» **Material provided**
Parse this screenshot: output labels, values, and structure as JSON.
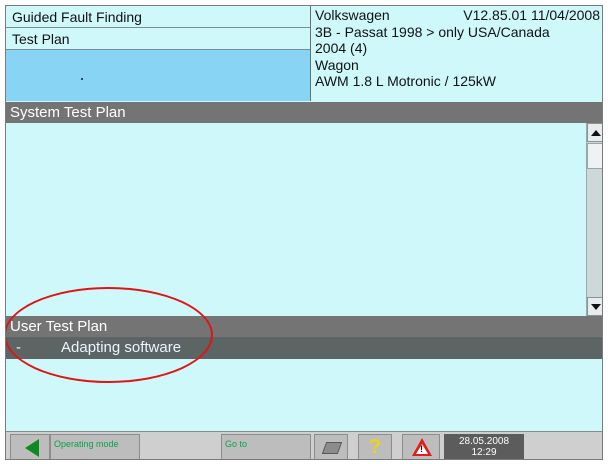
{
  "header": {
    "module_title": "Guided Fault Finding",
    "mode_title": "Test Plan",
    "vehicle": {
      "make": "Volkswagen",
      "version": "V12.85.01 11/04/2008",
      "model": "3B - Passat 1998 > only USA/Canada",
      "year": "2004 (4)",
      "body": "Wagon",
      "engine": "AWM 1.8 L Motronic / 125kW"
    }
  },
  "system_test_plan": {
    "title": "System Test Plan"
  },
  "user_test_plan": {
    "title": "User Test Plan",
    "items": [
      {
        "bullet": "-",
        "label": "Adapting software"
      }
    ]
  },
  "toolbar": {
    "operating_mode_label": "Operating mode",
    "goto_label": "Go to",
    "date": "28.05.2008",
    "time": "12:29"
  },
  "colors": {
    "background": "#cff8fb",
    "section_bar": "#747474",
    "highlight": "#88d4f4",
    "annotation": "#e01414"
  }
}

» **Set problem**
Reproduce the material in full, word for word, and omit the pictures.

» **Exercise result**
Parse this screenshot: output labels, values, and structure as JSON.
{
  "header": {
    "module_title": "Guided Fault Finding",
    "mode_title": "Test Plan",
    "vehicle": {
      "make": "Volkswagen",
      "version": "V12.85.01 11/04/2008",
      "model": "3B - Passat 1998 > only USA/Canada",
      "year": "2004 (4)",
      "body": "Wagon",
      "engine": "AWM 1.8 L Motronic / 125kW"
    }
  },
  "system_test_plan": {
    "title": "System Test Plan"
  },
  "user_test_plan": {
    "title": "User Test Plan",
    "items": [
      {
        "bullet": "-",
        "label": "Adapting software"
      }
    ]
  },
  "toolbar": {
    "operating_mode_label": "Operating mode",
    "goto_label": "Go to",
    "date": "28.05.2008",
    "time": "12:29"
  },
  "colors": {
    "background": "#cff8fb",
    "section_bar": "#747474",
    "highlight": "#88d4f4",
    "annotation": "#e01414"
  }
}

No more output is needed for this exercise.